↓↓↓

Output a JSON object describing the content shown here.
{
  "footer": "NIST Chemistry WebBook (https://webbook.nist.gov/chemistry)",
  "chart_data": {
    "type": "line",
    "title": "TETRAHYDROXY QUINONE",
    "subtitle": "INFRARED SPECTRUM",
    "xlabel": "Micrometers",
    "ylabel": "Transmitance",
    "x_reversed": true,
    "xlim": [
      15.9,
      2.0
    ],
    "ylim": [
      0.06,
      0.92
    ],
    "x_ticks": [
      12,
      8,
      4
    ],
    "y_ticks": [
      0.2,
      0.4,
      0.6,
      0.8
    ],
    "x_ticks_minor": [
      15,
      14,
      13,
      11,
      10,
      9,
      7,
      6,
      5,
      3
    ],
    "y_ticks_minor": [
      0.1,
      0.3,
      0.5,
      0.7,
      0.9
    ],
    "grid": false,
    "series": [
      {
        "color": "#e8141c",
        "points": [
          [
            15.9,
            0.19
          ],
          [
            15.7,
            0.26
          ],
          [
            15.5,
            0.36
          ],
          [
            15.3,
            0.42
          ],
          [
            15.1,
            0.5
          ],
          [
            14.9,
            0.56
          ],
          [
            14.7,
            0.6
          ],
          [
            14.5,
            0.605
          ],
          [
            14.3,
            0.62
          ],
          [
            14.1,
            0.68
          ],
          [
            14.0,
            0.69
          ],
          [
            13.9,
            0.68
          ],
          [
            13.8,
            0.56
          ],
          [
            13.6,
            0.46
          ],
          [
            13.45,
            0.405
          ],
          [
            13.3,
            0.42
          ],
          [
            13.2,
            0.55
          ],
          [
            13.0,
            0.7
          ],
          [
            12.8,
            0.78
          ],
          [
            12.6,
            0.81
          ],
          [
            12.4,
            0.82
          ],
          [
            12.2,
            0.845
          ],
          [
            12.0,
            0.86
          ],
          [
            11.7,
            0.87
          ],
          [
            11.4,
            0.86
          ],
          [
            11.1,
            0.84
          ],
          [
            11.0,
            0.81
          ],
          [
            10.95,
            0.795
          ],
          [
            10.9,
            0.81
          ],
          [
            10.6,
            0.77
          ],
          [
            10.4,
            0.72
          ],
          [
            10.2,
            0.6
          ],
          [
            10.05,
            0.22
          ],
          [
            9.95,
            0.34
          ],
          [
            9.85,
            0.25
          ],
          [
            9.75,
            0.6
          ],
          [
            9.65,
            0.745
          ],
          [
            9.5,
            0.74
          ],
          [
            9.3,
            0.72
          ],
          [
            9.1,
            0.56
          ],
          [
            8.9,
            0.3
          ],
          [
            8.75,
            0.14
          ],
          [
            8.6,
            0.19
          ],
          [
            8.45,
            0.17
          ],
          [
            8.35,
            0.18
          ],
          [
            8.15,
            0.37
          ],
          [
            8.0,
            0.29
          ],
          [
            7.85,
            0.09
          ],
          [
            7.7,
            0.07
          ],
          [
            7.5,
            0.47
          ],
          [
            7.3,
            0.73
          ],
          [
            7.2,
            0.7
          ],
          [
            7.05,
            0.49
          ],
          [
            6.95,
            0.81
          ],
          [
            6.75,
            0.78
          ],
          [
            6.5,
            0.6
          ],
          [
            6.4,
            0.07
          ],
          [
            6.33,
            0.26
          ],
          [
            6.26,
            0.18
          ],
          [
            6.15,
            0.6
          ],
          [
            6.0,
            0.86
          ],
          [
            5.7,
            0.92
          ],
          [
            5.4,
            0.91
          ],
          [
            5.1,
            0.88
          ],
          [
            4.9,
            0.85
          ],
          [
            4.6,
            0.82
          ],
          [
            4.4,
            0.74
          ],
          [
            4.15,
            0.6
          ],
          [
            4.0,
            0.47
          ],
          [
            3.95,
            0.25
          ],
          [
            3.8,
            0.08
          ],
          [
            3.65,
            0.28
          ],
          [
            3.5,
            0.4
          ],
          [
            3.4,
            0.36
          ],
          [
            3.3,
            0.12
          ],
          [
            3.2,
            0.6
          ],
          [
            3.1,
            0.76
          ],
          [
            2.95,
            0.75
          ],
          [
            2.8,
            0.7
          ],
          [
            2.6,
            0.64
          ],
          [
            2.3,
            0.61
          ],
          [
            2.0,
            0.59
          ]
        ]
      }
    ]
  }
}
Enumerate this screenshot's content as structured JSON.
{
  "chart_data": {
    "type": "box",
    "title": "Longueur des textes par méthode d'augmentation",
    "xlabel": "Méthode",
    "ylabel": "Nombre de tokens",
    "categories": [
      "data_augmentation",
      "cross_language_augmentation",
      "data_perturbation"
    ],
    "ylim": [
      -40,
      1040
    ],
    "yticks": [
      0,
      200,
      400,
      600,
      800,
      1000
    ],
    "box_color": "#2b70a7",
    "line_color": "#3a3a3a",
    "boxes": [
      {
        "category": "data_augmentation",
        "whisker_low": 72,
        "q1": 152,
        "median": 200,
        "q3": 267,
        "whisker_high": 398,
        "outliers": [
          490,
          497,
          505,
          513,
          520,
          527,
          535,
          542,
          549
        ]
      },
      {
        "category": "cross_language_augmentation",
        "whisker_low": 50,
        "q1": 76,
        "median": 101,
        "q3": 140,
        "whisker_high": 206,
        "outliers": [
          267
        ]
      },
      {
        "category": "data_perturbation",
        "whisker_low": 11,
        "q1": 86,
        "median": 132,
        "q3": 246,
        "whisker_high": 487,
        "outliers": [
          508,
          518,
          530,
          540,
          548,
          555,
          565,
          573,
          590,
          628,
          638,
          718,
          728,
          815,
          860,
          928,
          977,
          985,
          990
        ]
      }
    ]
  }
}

↑↑↑

_Given problem_
Scan the material for lines with the word "ylabel", and copy each line you find.

_Result of this exercise_
    "ylabel": "Transmitance",
    "ylabel": "Nombre de tokens",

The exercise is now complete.